Task description: Each entry has to be copied exactly, with nothing missed.

Recorded data:
=====

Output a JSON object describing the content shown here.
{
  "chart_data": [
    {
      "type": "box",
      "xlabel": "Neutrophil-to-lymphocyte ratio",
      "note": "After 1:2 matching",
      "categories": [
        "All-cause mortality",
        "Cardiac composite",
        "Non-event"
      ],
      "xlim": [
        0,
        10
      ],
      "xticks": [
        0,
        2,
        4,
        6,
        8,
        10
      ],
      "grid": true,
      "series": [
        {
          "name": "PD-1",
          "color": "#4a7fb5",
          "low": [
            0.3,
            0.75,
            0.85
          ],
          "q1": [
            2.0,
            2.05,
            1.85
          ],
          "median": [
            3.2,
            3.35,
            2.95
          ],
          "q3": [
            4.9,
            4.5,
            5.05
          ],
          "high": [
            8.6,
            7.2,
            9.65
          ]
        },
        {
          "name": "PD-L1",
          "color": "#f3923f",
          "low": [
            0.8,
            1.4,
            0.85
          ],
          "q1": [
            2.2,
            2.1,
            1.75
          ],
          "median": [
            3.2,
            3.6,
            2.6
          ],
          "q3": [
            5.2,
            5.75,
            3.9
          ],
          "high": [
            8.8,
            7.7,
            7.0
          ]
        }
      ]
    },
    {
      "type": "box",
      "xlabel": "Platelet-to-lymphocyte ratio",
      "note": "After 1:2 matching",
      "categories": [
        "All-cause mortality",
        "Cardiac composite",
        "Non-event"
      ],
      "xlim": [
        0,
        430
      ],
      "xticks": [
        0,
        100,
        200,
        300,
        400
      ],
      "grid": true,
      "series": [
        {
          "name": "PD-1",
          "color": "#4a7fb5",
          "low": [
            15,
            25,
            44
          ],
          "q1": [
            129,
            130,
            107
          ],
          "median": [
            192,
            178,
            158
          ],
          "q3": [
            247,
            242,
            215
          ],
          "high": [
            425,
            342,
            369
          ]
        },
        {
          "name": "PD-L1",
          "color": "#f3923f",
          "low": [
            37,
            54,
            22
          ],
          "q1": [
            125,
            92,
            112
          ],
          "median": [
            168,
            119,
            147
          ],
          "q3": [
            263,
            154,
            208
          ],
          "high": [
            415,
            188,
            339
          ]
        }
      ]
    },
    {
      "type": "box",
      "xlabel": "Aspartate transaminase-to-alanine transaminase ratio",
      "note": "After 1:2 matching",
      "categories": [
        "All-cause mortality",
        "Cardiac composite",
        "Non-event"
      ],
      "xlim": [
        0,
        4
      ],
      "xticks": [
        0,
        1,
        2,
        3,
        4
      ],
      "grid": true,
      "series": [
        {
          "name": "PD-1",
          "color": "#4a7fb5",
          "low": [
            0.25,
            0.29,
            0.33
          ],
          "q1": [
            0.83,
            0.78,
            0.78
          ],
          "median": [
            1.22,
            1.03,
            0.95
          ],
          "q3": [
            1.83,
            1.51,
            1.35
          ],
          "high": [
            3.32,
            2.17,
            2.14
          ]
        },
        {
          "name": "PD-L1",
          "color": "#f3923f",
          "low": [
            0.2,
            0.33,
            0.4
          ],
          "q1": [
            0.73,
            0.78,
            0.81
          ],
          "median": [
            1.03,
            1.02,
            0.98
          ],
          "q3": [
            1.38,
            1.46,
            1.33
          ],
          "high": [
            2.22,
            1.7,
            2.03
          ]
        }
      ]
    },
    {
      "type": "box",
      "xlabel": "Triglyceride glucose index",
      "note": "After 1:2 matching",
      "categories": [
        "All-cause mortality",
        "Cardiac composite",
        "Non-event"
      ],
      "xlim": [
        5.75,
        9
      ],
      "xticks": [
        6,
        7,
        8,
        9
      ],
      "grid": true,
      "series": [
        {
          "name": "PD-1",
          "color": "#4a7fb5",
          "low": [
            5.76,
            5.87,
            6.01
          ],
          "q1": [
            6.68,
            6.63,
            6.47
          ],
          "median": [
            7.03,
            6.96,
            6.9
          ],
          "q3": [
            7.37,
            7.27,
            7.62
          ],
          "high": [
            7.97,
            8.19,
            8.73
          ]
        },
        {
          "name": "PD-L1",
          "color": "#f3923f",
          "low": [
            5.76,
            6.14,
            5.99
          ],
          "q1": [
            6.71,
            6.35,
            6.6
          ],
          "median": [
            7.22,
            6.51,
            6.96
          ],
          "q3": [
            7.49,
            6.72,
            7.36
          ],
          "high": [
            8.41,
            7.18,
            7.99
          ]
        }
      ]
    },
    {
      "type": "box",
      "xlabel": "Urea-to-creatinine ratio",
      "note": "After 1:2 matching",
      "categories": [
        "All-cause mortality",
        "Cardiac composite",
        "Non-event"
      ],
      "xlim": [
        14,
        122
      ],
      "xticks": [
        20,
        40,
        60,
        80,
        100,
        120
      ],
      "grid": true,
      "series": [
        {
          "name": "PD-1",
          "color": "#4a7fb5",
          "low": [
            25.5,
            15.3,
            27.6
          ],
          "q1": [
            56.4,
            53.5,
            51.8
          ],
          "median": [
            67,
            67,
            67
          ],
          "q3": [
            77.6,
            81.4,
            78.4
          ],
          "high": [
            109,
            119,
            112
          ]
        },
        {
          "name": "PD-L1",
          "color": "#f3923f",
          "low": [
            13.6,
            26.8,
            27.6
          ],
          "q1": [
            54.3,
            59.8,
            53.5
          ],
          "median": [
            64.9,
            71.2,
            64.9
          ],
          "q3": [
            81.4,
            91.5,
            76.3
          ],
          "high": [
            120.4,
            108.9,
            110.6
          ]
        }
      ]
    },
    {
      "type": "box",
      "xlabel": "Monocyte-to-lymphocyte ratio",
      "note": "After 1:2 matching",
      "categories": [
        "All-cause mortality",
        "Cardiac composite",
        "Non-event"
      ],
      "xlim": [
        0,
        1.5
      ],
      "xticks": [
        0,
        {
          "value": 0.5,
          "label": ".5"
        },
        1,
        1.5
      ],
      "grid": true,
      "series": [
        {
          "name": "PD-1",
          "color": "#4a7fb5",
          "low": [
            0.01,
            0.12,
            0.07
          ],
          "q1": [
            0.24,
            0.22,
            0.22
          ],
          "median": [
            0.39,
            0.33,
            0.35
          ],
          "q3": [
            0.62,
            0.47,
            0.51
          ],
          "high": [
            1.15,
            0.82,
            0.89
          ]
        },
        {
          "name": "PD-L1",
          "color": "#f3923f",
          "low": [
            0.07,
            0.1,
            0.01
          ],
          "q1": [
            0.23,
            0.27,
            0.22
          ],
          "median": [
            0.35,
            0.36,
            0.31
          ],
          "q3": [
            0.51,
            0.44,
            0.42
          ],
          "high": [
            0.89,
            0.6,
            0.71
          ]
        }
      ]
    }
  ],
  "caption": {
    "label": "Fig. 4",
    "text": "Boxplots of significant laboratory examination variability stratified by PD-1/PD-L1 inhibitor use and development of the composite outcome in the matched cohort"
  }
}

=====

Response for this exercise:
Output a JSON object describing the content shown here.
{
  "chart_data": [
    {
      "type": "box",
      "xlabel": "Neutrophil-to-lymphocyte ratio",
      "note": "After 1:2 matching",
      "categories": [
        "All-cause mortality",
        "Cardiac composite",
        "Non-event"
      ],
      "xlim": [
        0,
        10
      ],
      "xticks": [
        0,
        2,
        4,
        6,
        8,
        10
      ],
      "grid": true,
      "series": [
        {
          "name": "PD-1",
          "color": "#4a7fb5",
          "low": [
            0.3,
            0.75,
            0.85
          ],
          "q1": [
            2.0,
            2.05,
            1.85
          ],
          "median": [
            3.2,
            3.35,
            2.95
          ],
          "q3": [
            4.9,
            4.5,
            5.05
          ],
          "high": [
            8.6,
            7.2,
            9.65
          ]
        },
        {
          "name": "PD-L1",
          "color": "#f3923f",
          "low": [
            0.8,
            1.4,
            0.85
          ],
          "q1": [
            2.2,
            2.1,
            1.75
          ],
          "median": [
            3.2,
            3.6,
            2.6
          ],
          "q3": [
            5.2,
            5.75,
            3.9
          ],
          "high": [
            8.8,
            7.7,
            7.0
          ]
        }
      ]
    },
    {
      "type": "box",
      "xlabel": "Platelet-to-lymphocyte ratio",
      "note": "After 1:2 matching",
      "categories": [
        "All-cause mortality",
        "Cardiac composite",
        "Non-event"
      ],
      "xlim": [
        0,
        430
      ],
      "xticks": [
        0,
        100,
        200,
        300,
        400
      ],
      "grid": true,
      "series": [
        {
          "name": "PD-1",
          "color": "#4a7fb5",
          "low": [
            15,
            25,
            44
          ],
          "q1": [
            129,
            130,
            107
          ],
          "median": [
            192,
            178,
            158
          ],
          "q3": [
            247,
            242,
            215
          ],
          "high": [
            425,
            342,
            369
          ]
        },
        {
          "name": "PD-L1",
          "color": "#f3923f",
          "low": [
            37,
            54,
            22
          ],
          "q1": [
            125,
            92,
            112
          ],
          "median": [
            168,
            119,
            147
          ],
          "q3": [
            263,
            154,
            208
          ],
          "high": [
            415,
            188,
            339
          ]
        }
      ]
    },
    {
      "type": "box",
      "xlabel": "Aspartate transaminase-to-alanine transaminase ratio",
      "note": "After 1:2 matching",
      "categories": [
        "All-cause mortality",
        "Cardiac composite",
        "Non-event"
      ],
      "xlim": [
        0,
        4
      ],
      "xticks": [
        0,
        1,
        2,
        3,
        4
      ],
      "grid": true,
      "series": [
        {
          "name": "PD-1",
          "color": "#4a7fb5",
          "low": [
            0.25,
            0.29,
            0.33
          ],
          "q1": [
            0.83,
            0.78,
            0.78
          ],
          "median": [
            1.22,
            1.03,
            0.95
          ],
          "q3": [
            1.83,
            1.51,
            1.35
          ],
          "high": [
            3.32,
            2.17,
            2.14
          ]
        },
        {
          "name": "PD-L1",
          "color": "#f3923f",
          "low": [
            0.2,
            0.33,
            0.4
          ],
          "q1": [
            0.73,
            0.78,
            0.81
          ],
          "median": [
            1.03,
            1.02,
            0.98
          ],
          "q3": [
            1.38,
            1.46,
            1.33
          ],
          "high": [
            2.22,
            1.7,
            2.03
          ]
        }
      ]
    },
    {
      "type": "box",
      "xlabel": "Triglyceride glucose index",
      "note": "After 1:2 matching",
      "categories": [
        "All-cause mortality",
        "Cardiac composite",
        "Non-event"
      ],
      "xlim": [
        5.75,
        9
      ],
      "xticks": [
        6,
        7,
        8,
        9
      ],
      "grid": true,
      "series": [
        {
          "name": "PD-1",
          "color": "#4a7fb5",
          "low": [
            5.76,
            5.87,
            6.01
          ],
          "q1": [
            6.68,
            6.63,
            6.47
          ],
          "median": [
            7.03,
            6.96,
            6.9
          ],
          "q3": [
            7.37,
            7.27,
            7.62
          ],
          "high": [
            7.97,
            8.19,
            8.73
          ]
        },
        {
          "name": "PD-L1",
          "color": "#f3923f",
          "low": [
            5.76,
            6.14,
            5.99
          ],
          "q1": [
            6.71,
            6.35,
            6.6
          ],
          "median": [
            7.22,
            6.51,
            6.96
          ],
          "q3": [
            7.49,
            6.72,
            7.36
          ],
          "high": [
            8.41,
            7.18,
            7.99
          ]
        }
      ]
    },
    {
      "type": "box",
      "xlabel": "Urea-to-creatinine ratio",
      "note": "After 1:2 matching",
      "categories": [
        "All-cause mortality",
        "Cardiac composite",
        "Non-event"
      ],
      "xlim": [
        14,
        122
      ],
      "xticks": [
        20,
        40,
        60,
        80,
        100,
        120
      ],
      "grid": true,
      "series": [
        {
          "name": "PD-1",
          "color": "#4a7fb5",
          "low": [
            25.5,
            15.3,
            27.6
          ],
          "q1": [
            56.4,
            53.5,
            51.8
          ],
          "median": [
            67,
            67,
            67
          ],
          "q3": [
            77.6,
            81.4,
            78.4
          ],
          "high": [
            109,
            119,
            112
          ]
        },
        {
          "name": "PD-L1",
          "color": "#f3923f",
          "low": [
            13.6,
            26.8,
            27.6
          ],
          "q1": [
            54.3,
            59.8,
            53.5
          ],
          "median": [
            64.9,
            71.2,
            64.9
          ],
          "q3": [
            81.4,
            91.5,
            76.3
          ],
          "high": [
            120.4,
            108.9,
            110.6
          ]
        }
      ]
    },
    {
      "type": "box",
      "xlabel": "Monocyte-to-lymphocyte ratio",
      "note": "After 1:2 matching",
      "categories": [
        "All-cause mortality",
        "Cardiac composite",
        "Non-event"
      ],
      "xlim": [
        0,
        1.5
      ],
      "xticks": [
        0,
        {
          "value": 0.5,
          "label": ".5"
        },
        1,
        1.5
      ],
      "grid": true,
      "series": [
        {
          "name": "PD-1",
          "color": "#4a7fb5",
          "low": [
            0.01,
            0.12,
            0.07
          ],
          "q1": [
            0.24,
            0.22,
            0.22
          ],
          "median": [
            0.39,
            0.33,
            0.35
          ],
          "q3": [
            0.62,
            0.47,
            0.51
          ],
          "high": [
            1.15,
            0.82,
            0.89
          ]
        },
        {
          "name": "PD-L1",
          "color": "#f3923f",
          "low": [
            0.07,
            0.1,
            0.01
          ],
          "q1": [
            0.23,
            0.27,
            0.22
          ],
          "median": [
            0.35,
            0.36,
            0.31
          ],
          "q3": [
            0.51,
            0.44,
            0.42
          ],
          "high": [
            0.89,
            0.6,
            0.71
          ]
        }
      ]
    }
  ],
  "caption": {
    "label": "Fig. 4",
    "text": "Boxplots of significant laboratory examination variability stratified by PD-1/PD-L1 inhibitor use and development of the composite outcome in the matched cohort"
  }
}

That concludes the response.